REQUIREMENTS: Omit all images. Transcribe the rest of the material below exactly.

# Start of RECORDS FOR THIS EXERCISE

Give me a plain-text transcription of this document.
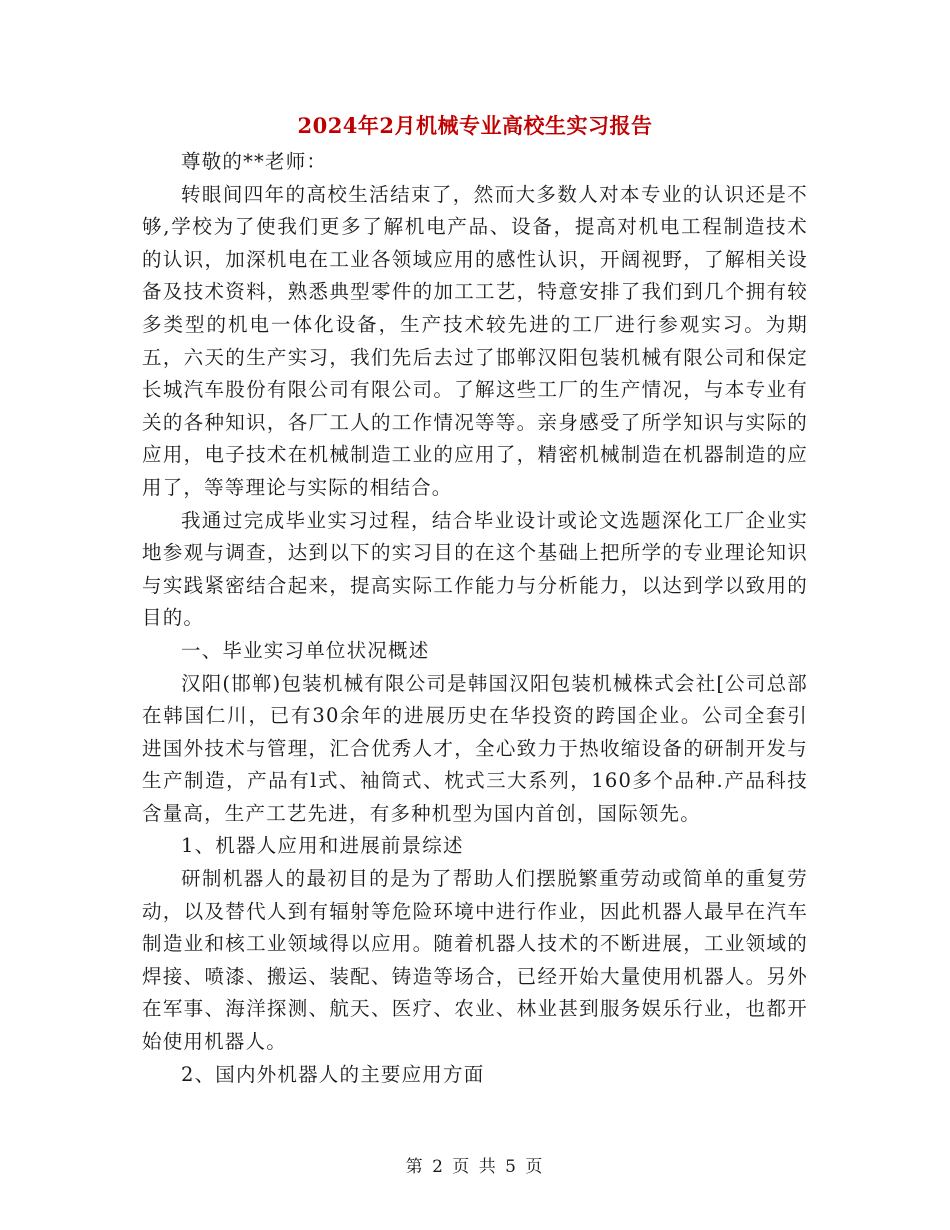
2024年2月机械专业高校生实习报告

尊敬的**老师：

转眼间四年的高校生活结束了，然而大多数人对本专业的认识还是不够,学校为了使我们更多了解机电产品、设备，提高对机电工程制造技术的认识，加深机电在工业各领域应用的感性认识，开阔视野，了解相关设备及技术资料，熟悉典型零件的加工工艺，特意安排了我们到几个拥有较多类型的机电一体化设备，生产技术较先进的工厂进行参观实习。为期五，六天的生产实习，我们先后去过了邯郸汉阳包装机械有限公司和保定长城汽车股份有限公司有限公司。了解这些工厂的生产情况，与本专业有关的各种知识，各厂工人的工作情况等等。亲身感受了所学知识与实际的应用，电子技术在机械制造工业的应用了，精密机械制造在机器制造的应用了，等等理论与实际的相结合。

我通过完成毕业实习过程，结合毕业设计或论文选题深化工厂企业实地参观与调查，达到以下的实习目的在这个基础上把所学的专业理论知识与实践紧密结合起来，提高实际工作能力与分析能力，以达到学以致用的目的。

一、毕业实习单位状况概述

汉阳(邯郸)包装机械有限公司是韩国汉阳包装机械株式会社[公司总部在韩国仁川，已有30余年的进展历史在华投资的跨国企业。公司全套引进国外技术与管理，汇合优秀人才，全心致力于热收缩设备的研制开发与生产制造，产品有l式、袖筒式、枕式三大系列，160多个品种.产品科技含量高，生产工艺先进，有多种机型为国内首创，国际领先。

1、机器人应用和进展前景综述

研制机器人的最初目的是为了帮助人们摆脱繁重劳动或简单的重复劳动，以及替代人到有辐射等危险环境中进行作业，因此机器人最早在汽车制造业和核工业领域得以应用。随着机器人技术的不断进展，工业领域的焊接、喷漆、搬运、装配、铸造等场合，已经开始大量使用机器人。另外在军事、海洋探测、航天、医疗、农业、林业甚到服务娱乐行业，也都开始使用机器人。

2、国内外机器人的主要应用方面

第 2 页 共 5 页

# End of RECORDS FOR THIS EXERCISE

RESULT OF THE EXERCISE:
Give me a plain-text transcription of this document.
2024年2月机械专业高校生实习报告

尊敬的**老师：

转眼间四年的高校生活结束了，然而大多数人对本专业的认识还是不够,学校为了使我们更多了解机电产品、设备，提高对机电工程制造技术的认识，加深机电在工业各领域应用的感性认识，开阔视野，了解相关设备及技术资料，熟悉典型零件的加工工艺，特意安排了我们到几个拥有较多类型的机电一体化设备，生产技术较先进的工厂进行参观实习。为期五，六天的生产实习，我们先后去过了邯郸汉阳包装机械有限公司和保定长城汽车股份有限公司有限公司。了解这些工厂的生产情况，与本专业有关的各种知识，各厂工人的工作情况等等。亲身感受了所学知识与实际的应用，电子技术在机械制造工业的应用了，精密机械制造在机器制造的应用了，等等理论与实际的相结合。

我通过完成毕业实习过程，结合毕业设计或论文选题深化工厂企业实地参观与调查，达到以下的实习目的在这个基础上把所学的专业理论知识与实践紧密结合起来，提高实际工作能力与分析能力，以达到学以致用的目的。

一、毕业实习单位状况概述

汉阳(邯郸)包装机械有限公司是韩国汉阳包装机械株式会社[公司总部在韩国仁川，已有30余年的进展历史在华投资的跨国企业。公司全套引进国外技术与管理，汇合优秀人才，全心致力于热收缩设备的研制开发与生产制造，产品有l式、袖筒式、枕式三大系列，160多个品种.产品科技含量高，生产工艺先进，有多种机型为国内首创，国际领先。

1、机器人应用和进展前景综述

研制机器人的最初目的是为了帮助人们摆脱繁重劳动或简单的重复劳动，以及替代人到有辐射等危险环境中进行作业，因此机器人最早在汽车制造业和核工业领域得以应用。随着机器人技术的不断进展，工业领域的焊接、喷漆、搬运、装配、铸造等场合，已经开始大量使用机器人。另外在军事、海洋探测、航天、医疗、农业、林业甚到服务娱乐行业，也都开始使用机器人。

2、国内外机器人的主要应用方面

第 2 页 共 5 页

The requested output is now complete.